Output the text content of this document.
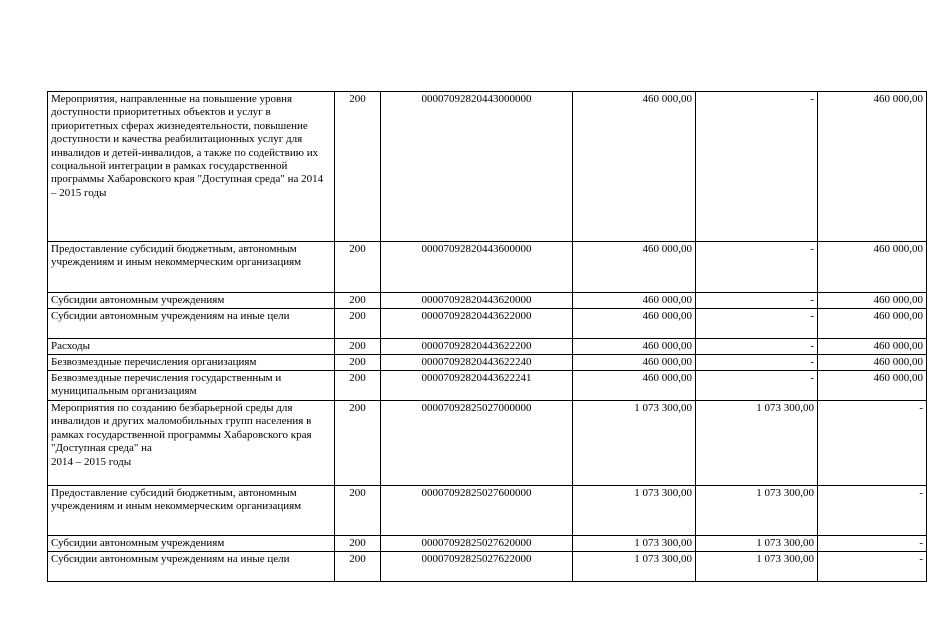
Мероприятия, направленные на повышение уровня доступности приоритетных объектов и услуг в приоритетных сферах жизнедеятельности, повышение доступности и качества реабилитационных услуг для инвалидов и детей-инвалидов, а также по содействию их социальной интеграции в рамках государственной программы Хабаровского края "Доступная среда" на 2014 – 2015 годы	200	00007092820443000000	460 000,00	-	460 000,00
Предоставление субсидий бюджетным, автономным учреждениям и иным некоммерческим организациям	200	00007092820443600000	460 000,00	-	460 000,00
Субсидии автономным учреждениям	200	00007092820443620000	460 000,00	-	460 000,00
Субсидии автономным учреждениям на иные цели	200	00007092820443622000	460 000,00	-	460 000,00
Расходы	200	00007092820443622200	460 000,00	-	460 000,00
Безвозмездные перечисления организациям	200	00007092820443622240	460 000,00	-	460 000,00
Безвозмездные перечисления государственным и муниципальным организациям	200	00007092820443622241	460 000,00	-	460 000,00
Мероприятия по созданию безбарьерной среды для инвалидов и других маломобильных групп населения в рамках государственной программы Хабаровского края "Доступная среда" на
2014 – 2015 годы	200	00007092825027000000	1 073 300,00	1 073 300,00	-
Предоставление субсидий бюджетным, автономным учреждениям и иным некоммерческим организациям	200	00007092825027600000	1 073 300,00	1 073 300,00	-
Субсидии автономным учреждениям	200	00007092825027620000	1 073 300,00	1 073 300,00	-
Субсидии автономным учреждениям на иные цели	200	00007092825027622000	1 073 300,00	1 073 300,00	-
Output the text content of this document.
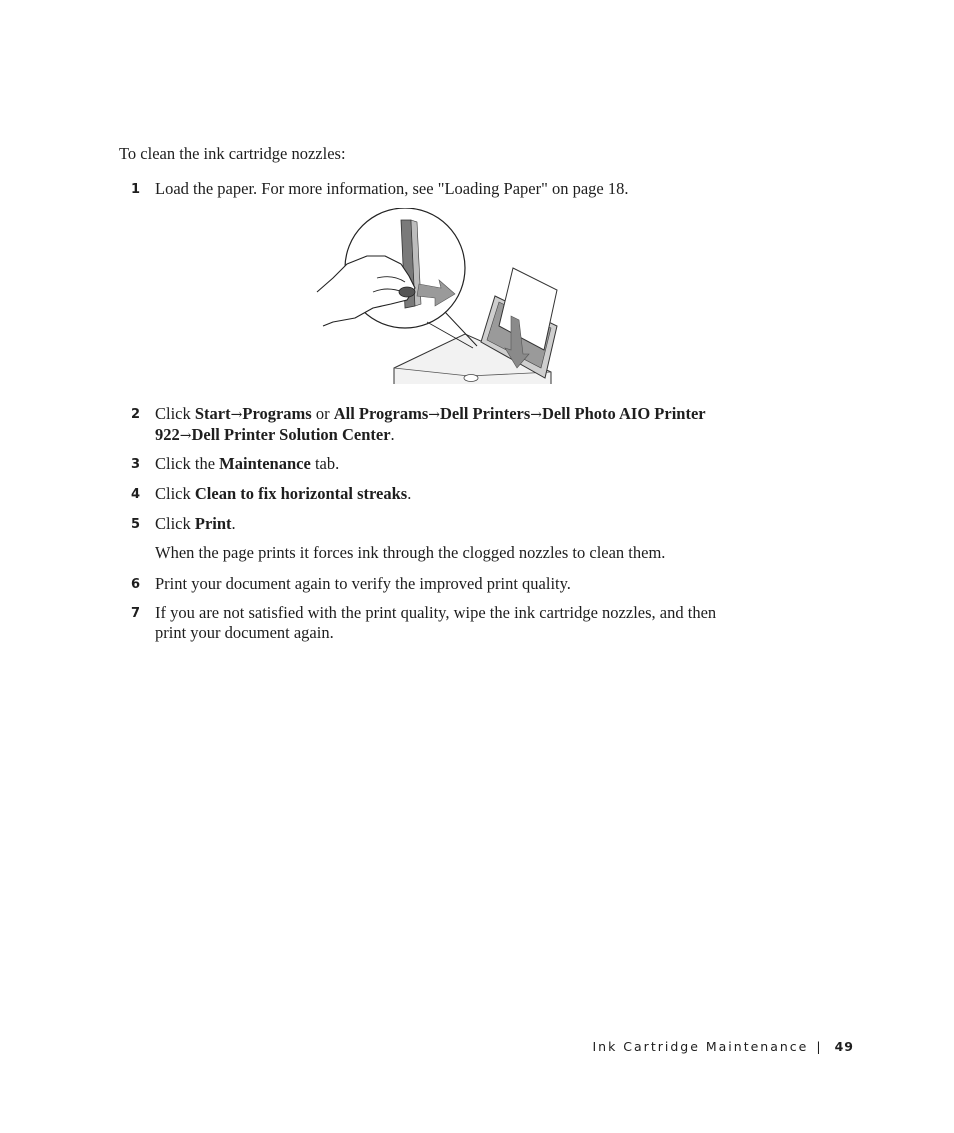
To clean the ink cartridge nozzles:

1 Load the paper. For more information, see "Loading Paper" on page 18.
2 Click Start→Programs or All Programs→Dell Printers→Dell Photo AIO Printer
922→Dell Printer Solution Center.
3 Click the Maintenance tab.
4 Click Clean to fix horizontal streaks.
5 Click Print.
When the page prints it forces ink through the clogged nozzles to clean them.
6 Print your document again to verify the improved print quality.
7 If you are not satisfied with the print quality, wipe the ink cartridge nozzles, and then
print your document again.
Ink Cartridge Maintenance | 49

######

Reproduce the material above in full, exactly, with no images.

_RESPONSE_
Output the text content of this document.
Мероприятия, направленные на повышение уровня доступности приоритетных объектов и услуг в приоритетных сферах жизнедеятельности, повышение доступности и качества реабилитационных услуг для инвалидов и детей-инвалидов, а также по содействию их социальной интеграции в рамках государственной программы Хабаровского края "Доступная среда" на 2014 – 2015 годы	200	00007092820443000000	460 000,00	-	460 000,00
Предоставление субсидий бюджетным, автономным учреждениям и иным некоммерческим организациям	200	00007092820443600000	460 000,00	-	460 000,00
Субсидии автономным учреждениям	200	00007092820443620000	460 000,00	-	460 000,00
Субсидии автономным учреждениям на иные цели	200	00007092820443622000	460 000,00	-	460 000,00
Расходы	200	00007092820443622200	460 000,00	-	460 000,00
Безвозмездные перечисления организациям	200	00007092820443622240	460 000,00	-	460 000,00
Безвозмездные перечисления государственным и муниципальным организациям	200	00007092820443622241	460 000,00	-	460 000,00
Мероприятия по созданию безбарьерной среды для инвалидов и других маломобильных групп населения в рамках государственной программы Хабаровского края "Доступная среда" на
2014 – 2015 годы	200	00007092825027000000	1 073 300,00	1 073 300,00	-
Предоставление субсидий бюджетным, автономным учреждениям и иным некоммерческим организациям	200	00007092825027600000	1 073 300,00	1 073 300,00	-
Субсидии автономным учреждениям	200	00007092825027620000	1 073 300,00	1 073 300,00	-
Субсидии автономным учреждениям на иные цели	200	00007092825027622000	1 073 300,00	1 073 300,00	-
Output the text content of this document.
To clean the ink cartridge nozzles:

1 Load the paper. For more information, see "Loading Paper" on page 18.
2 Click Start→Programs or All Programs→Dell Printers→Dell Photo AIO Printer
922→Dell Printer Solution Center.
3 Click the Maintenance tab.
4 Click Clean to fix horizontal streaks.
5 Click Print.
When the page prints it forces ink through the clogged nozzles to clean them.
6 Print your document again to verify the improved print quality.
7 If you are not satisfied with the print quality, wipe the ink cartridge nozzles, and then
print your document again.
Ink Cartridge Maintenance | 49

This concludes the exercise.